▸ **TASK**:
All the data must come back unchanged, except that pictures are left out.

-- begin --

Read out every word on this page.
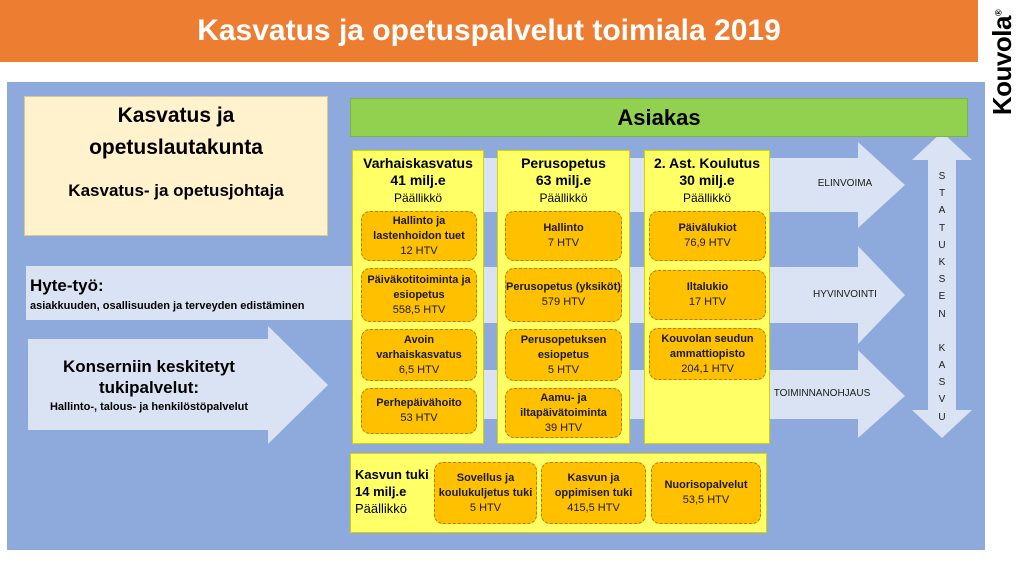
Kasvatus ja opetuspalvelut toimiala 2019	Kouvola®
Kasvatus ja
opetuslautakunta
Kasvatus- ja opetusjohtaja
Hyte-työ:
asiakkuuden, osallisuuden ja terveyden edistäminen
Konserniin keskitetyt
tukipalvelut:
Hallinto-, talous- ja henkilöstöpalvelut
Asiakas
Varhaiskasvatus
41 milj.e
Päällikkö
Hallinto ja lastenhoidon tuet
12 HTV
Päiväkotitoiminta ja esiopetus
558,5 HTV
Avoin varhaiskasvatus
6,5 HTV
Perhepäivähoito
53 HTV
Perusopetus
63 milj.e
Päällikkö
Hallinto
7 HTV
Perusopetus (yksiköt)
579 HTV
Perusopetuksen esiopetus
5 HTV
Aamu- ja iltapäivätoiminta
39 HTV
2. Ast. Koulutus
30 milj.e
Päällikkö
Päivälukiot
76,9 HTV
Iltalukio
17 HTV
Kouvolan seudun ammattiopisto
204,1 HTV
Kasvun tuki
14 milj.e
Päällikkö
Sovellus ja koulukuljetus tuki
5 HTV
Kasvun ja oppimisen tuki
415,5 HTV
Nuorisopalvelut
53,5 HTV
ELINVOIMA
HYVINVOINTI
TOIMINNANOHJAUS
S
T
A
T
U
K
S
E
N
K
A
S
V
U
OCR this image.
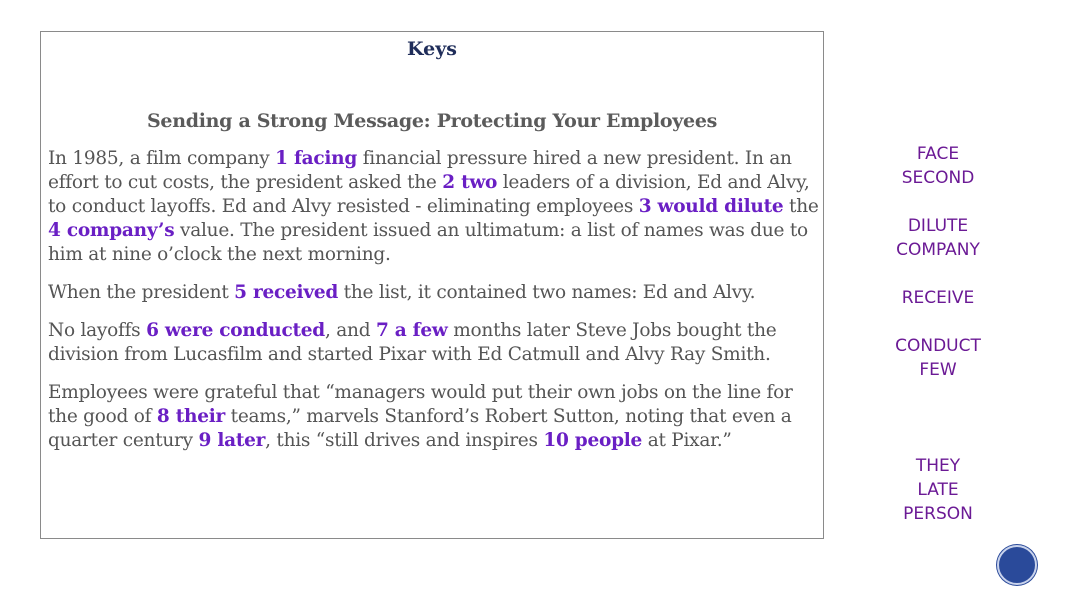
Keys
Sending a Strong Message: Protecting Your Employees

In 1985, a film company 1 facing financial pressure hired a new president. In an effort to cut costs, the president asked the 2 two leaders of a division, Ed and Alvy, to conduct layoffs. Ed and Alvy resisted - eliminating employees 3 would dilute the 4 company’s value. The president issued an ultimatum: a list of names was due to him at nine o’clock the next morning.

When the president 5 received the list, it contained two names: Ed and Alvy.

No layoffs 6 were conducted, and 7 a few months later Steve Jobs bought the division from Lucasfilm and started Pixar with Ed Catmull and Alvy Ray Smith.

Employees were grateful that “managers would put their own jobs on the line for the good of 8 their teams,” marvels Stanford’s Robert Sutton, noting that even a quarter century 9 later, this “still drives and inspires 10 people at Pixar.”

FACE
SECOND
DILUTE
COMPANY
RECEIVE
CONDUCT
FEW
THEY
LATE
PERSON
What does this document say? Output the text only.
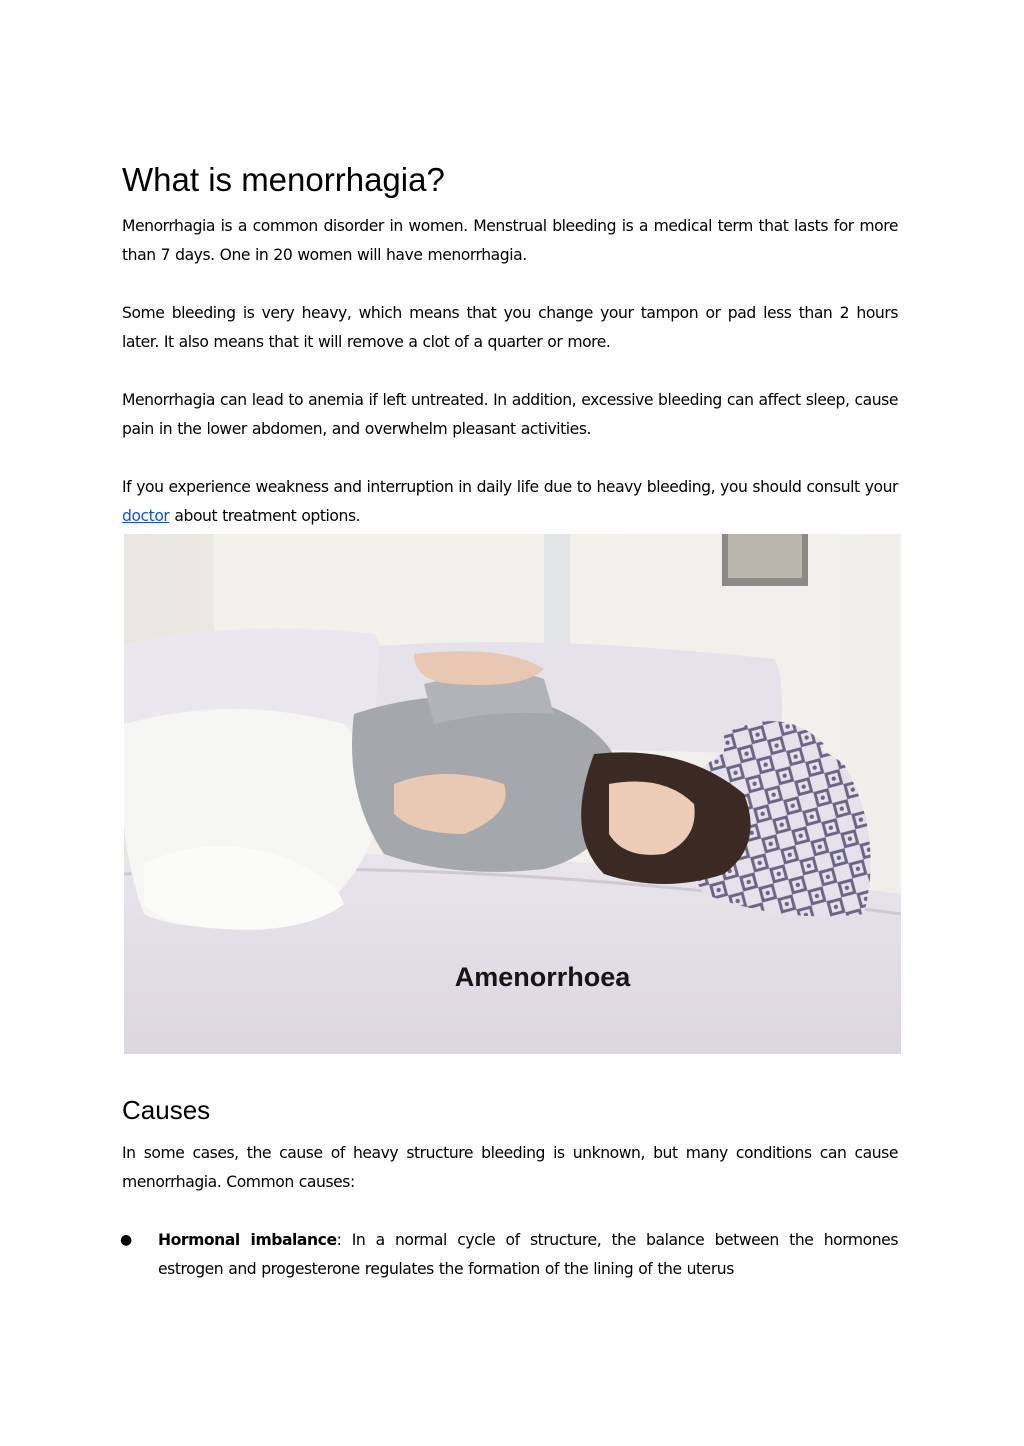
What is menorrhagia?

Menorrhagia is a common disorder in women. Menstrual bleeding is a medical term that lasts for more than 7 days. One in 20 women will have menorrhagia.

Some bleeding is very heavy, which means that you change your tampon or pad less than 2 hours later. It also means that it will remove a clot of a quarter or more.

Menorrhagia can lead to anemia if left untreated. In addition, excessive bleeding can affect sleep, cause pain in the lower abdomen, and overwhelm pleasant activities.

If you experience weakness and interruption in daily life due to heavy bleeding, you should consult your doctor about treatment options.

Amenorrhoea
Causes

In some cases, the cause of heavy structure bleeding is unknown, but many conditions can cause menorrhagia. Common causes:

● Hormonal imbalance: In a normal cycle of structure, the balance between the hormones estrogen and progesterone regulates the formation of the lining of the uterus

-- end --

▸ **WRITTEN ANSWER**:
Read out every word on this page.
Kasvatus ja opetuspalvelut toimiala 2019	Kouvola®
Kasvatus ja
opetuslautakunta
Kasvatus- ja opetusjohtaja
Hyte-työ:
asiakkuuden, osallisuuden ja terveyden edistäminen
Konserniin keskitetyt
tukipalvelut:
Hallinto-, talous- ja henkilöstöpalvelut
Asiakas
Varhaiskasvatus
41 milj.e
Päällikkö
Hallinto ja lastenhoidon tuet
12 HTV
Päiväkotitoiminta ja esiopetus
558,5 HTV
Avoin varhaiskasvatus
6,5 HTV
Perhepäivähoito
53 HTV
Perusopetus
63 milj.e
Päällikkö
Hallinto
7 HTV
Perusopetus (yksiköt)
579 HTV
Perusopetuksen esiopetus
5 HTV
Aamu- ja iltapäivätoiminta
39 HTV
2. Ast. Koulutus
30 milj.e
Päällikkö
Päivälukiot
76,9 HTV
Iltalukio
17 HTV
Kouvolan seudun ammattiopisto
204,1 HTV
Kasvun tuki
14 milj.e
Päällikkö
Sovellus ja koulukuljetus tuki
5 HTV
Kasvun ja oppimisen tuki
415,5 HTV
Nuorisopalvelut
53,5 HTV
ELINVOIMA
HYVINVOINTI
TOIMINNANOHJAUS
S
T
A
T
U
K
S
E
N
K
A
S
V
U
OCR this image.
Keys
Sending a Strong Message: Protecting Your Employees

In 1985, a film company 1 facing financial pressure hired a new president. In an effort to cut costs, the president asked the 2 two leaders of a division, Ed and Alvy, to conduct layoffs. Ed and Alvy resisted - eliminating employees 3 would dilute the 4 company’s value. The president issued an ultimatum: a list of names was due to him at nine o’clock the next morning.

When the president 5 received the list, it contained two names: Ed and Alvy.

No layoffs 6 were conducted, and 7 a few months later Steve Jobs bought the division from Lucasfilm and started Pixar with Ed Catmull and Alvy Ray Smith.

Employees were grateful that “managers would put their own jobs on the line for the good of 8 their teams,” marvels Stanford’s Robert Sutton, noting that even a quarter century 9 later, this “still drives and inspires 10 people at Pixar.”

FACE
SECOND
DILUTE
COMPANY
RECEIVE
CONDUCT
FEW
THEY
LATE
PERSON
What does this document say? Output the text only.
What is menorrhagia?

Menorrhagia is a common disorder in women. Menstrual bleeding is a medical term that lasts for more than 7 days. One in 20 women will have menorrhagia.

Some bleeding is very heavy, which means that you change your tampon or pad less than 2 hours later. It also means that it will remove a clot of a quarter or more.

Menorrhagia can lead to anemia if left untreated. In addition, excessive bleeding can affect sleep, cause pain in the lower abdomen, and overwhelm pleasant activities.

If you experience weakness and interruption in daily life due to heavy bleeding, you should consult your doctor about treatment options.

Amenorrhoea
Causes

In some cases, the cause of heavy structure bleeding is unknown, but many conditions can cause menorrhagia. Common causes:

● Hormonal imbalance: In a normal cycle of structure, the balance between the hormones estrogen and progesterone regulates the formation of the lining of the uterus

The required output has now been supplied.